Description of the task ▸
Output all of the records exactly as written.

Data extract ▸
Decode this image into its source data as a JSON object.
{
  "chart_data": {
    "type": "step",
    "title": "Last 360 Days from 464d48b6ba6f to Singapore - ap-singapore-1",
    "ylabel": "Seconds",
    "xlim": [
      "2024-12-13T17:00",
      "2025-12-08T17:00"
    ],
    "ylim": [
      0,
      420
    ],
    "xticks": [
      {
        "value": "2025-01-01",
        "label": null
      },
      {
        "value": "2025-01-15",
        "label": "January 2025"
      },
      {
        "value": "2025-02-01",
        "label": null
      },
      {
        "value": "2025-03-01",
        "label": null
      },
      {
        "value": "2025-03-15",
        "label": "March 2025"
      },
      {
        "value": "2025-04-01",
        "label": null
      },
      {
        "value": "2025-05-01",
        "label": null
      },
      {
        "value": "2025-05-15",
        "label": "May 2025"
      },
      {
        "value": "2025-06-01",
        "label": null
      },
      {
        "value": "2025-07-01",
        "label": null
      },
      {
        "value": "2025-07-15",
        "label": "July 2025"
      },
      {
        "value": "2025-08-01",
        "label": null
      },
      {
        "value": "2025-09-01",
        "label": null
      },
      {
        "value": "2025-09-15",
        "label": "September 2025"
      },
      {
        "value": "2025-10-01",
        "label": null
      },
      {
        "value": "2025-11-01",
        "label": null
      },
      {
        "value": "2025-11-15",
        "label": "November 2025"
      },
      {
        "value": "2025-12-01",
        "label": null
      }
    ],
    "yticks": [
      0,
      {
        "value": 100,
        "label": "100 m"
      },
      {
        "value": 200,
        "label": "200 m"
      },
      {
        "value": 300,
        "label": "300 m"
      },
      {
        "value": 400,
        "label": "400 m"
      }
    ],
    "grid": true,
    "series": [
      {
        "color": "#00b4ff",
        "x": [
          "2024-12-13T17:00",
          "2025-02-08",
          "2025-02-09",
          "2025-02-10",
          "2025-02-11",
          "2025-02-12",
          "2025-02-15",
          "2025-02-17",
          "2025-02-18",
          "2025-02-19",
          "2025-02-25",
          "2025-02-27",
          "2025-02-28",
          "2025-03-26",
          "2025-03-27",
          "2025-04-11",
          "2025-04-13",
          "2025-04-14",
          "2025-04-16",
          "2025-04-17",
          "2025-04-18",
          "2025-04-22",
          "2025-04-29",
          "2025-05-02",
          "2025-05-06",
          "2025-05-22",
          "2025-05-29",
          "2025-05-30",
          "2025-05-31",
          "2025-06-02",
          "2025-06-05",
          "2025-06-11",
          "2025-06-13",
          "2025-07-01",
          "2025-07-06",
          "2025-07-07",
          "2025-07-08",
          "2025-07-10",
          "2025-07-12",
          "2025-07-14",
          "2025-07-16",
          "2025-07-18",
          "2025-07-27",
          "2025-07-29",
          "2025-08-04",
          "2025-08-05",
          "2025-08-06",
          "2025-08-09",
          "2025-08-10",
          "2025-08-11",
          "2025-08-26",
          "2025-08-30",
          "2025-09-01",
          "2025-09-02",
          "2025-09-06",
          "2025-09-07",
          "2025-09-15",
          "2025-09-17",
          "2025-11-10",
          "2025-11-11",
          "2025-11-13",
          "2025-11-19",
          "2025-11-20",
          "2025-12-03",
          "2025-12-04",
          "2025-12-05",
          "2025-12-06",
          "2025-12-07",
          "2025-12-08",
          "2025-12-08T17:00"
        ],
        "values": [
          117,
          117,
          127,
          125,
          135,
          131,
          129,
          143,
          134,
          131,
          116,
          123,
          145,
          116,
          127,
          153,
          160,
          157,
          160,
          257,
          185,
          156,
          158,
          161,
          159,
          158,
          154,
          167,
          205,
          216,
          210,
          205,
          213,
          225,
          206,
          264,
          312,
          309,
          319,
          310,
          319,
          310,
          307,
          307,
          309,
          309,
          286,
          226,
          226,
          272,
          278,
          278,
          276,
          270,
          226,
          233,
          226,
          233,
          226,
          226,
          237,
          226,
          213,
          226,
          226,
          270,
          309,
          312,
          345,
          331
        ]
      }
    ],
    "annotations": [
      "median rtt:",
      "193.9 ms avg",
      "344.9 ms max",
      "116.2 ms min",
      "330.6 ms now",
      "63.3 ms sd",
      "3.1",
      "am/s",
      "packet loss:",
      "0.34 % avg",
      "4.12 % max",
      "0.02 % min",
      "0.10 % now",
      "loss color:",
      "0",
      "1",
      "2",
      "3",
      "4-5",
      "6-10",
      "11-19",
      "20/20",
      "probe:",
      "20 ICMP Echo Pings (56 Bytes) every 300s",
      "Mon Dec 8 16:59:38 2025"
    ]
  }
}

Solution to this problem ▸
Decode this image into its source data as a JSON object.
{
  "chart_data": {
    "type": "step",
    "title": "Last 360 Days from 464d48b6ba6f to Singapore - ap-singapore-1",
    "ylabel": "Seconds",
    "xlim": [
      "2024-12-13T17:00",
      "2025-12-08T17:00"
    ],
    "ylim": [
      0,
      420
    ],
    "xticks": [
      {
        "value": "2025-01-01",
        "label": null
      },
      {
        "value": "2025-01-15",
        "label": "January 2025"
      },
      {
        "value": "2025-02-01",
        "label": null
      },
      {
        "value": "2025-03-01",
        "label": null
      },
      {
        "value": "2025-03-15",
        "label": "March 2025"
      },
      {
        "value": "2025-04-01",
        "label": null
      },
      {
        "value": "2025-05-01",
        "label": null
      },
      {
        "value": "2025-05-15",
        "label": "May 2025"
      },
      {
        "value": "2025-06-01",
        "label": null
      },
      {
        "value": "2025-07-01",
        "label": null
      },
      {
        "value": "2025-07-15",
        "label": "July 2025"
      },
      {
        "value": "2025-08-01",
        "label": null
      },
      {
        "value": "2025-09-01",
        "label": null
      },
      {
        "value": "2025-09-15",
        "label": "September 2025"
      },
      {
        "value": "2025-10-01",
        "label": null
      },
      {
        "value": "2025-11-01",
        "label": null
      },
      {
        "value": "2025-11-15",
        "label": "November 2025"
      },
      {
        "value": "2025-12-01",
        "label": null
      }
    ],
    "yticks": [
      0,
      {
        "value": 100,
        "label": "100 m"
      },
      {
        "value": 200,
        "label": "200 m"
      },
      {
        "value": 300,
        "label": "300 m"
      },
      {
        "value": 400,
        "label": "400 m"
      }
    ],
    "grid": true,
    "series": [
      {
        "color": "#00b4ff",
        "x": [
          "2024-12-13T17:00",
          "2025-02-08",
          "2025-02-09",
          "2025-02-10",
          "2025-02-11",
          "2025-02-12",
          "2025-02-15",
          "2025-02-17",
          "2025-02-18",
          "2025-02-19",
          "2025-02-25",
          "2025-02-27",
          "2025-02-28",
          "2025-03-26",
          "2025-03-27",
          "2025-04-11",
          "2025-04-13",
          "2025-04-14",
          "2025-04-16",
          "2025-04-17",
          "2025-04-18",
          "2025-04-22",
          "2025-04-29",
          "2025-05-02",
          "2025-05-06",
          "2025-05-22",
          "2025-05-29",
          "2025-05-30",
          "2025-05-31",
          "2025-06-02",
          "2025-06-05",
          "2025-06-11",
          "2025-06-13",
          "2025-07-01",
          "2025-07-06",
          "2025-07-07",
          "2025-07-08",
          "2025-07-10",
          "2025-07-12",
          "2025-07-14",
          "2025-07-16",
          "2025-07-18",
          "2025-07-27",
          "2025-07-29",
          "2025-08-04",
          "2025-08-05",
          "2025-08-06",
          "2025-08-09",
          "2025-08-10",
          "2025-08-11",
          "2025-08-26",
          "2025-08-30",
          "2025-09-01",
          "2025-09-02",
          "2025-09-06",
          "2025-09-07",
          "2025-09-15",
          "2025-09-17",
          "2025-11-10",
          "2025-11-11",
          "2025-11-13",
          "2025-11-19",
          "2025-11-20",
          "2025-12-03",
          "2025-12-04",
          "2025-12-05",
          "2025-12-06",
          "2025-12-07",
          "2025-12-08",
          "2025-12-08T17:00"
        ],
        "values": [
          117,
          117,
          127,
          125,
          135,
          131,
          129,
          143,
          134,
          131,
          116,
          123,
          145,
          116,
          127,
          153,
          160,
          157,
          160,
          257,
          185,
          156,
          158,
          161,
          159,
          158,
          154,
          167,
          205,
          216,
          210,
          205,
          213,
          225,
          206,
          264,
          312,
          309,
          319,
          310,
          319,
          310,
          307,
          307,
          309,
          309,
          286,
          226,
          226,
          272,
          278,
          278,
          276,
          270,
          226,
          233,
          226,
          233,
          226,
          226,
          237,
          226,
          213,
          226,
          226,
          270,
          309,
          312,
          345,
          331
        ]
      }
    ],
    "annotations": [
      "median rtt:",
      "193.9 ms avg",
      "344.9 ms max",
      "116.2 ms min",
      "330.6 ms now",
      "63.3 ms sd",
      "3.1",
      "am/s",
      "packet loss:",
      "0.34 % avg",
      "4.12 % max",
      "0.02 % min",
      "0.10 % now",
      "loss color:",
      "0",
      "1",
      "2",
      "3",
      "4-5",
      "6-10",
      "11-19",
      "20/20",
      "probe:",
      "20 ICMP Echo Pings (56 Bytes) every 300s",
      "Mon Dec 8 16:59:38 2025"
    ]
  }
}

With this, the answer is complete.